WHAT IS NEEDED – How many lines of the records below contain the word "icon"? Answer with the number alone.

ROWS –
....
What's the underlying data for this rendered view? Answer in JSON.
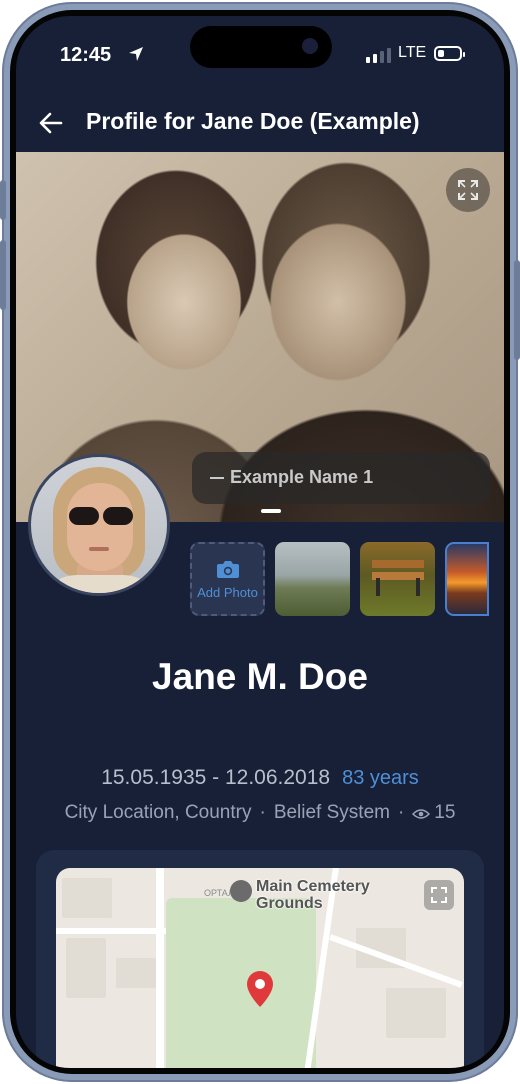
{
  "status_bar": {
    "time": "12:45",
    "network": "LTE",
    "battery_level": 0.3
  },
  "header": {
    "title": "Profile for Jane Doe (Example)",
    "back_icon": "arrow-left-icon"
  },
  "hero": {
    "caption": "Example Name 1",
    "expand_icon": "expand-icon"
  },
  "gallery": {
    "add_photo_label": "Add Photo",
    "add_icon": "camera-icon"
  },
  "profile": {
    "name": "Jane M. Doe",
    "dates": "15.05.1935 - 12.06.2018",
    "age": "83 years",
    "location": "City Location, Country",
    "belief": "Belief System",
    "views": "15"
  },
  "map": {
    "place_name": "Main Cemetery Grounds",
    "small_label_top": "ОРТАЛ",
    "colors": {
      "accent": "#4f8fd6",
      "pin": "#e0393b",
      "background": "#172037"
    }
  }
}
....
FULL OUTPUT – 3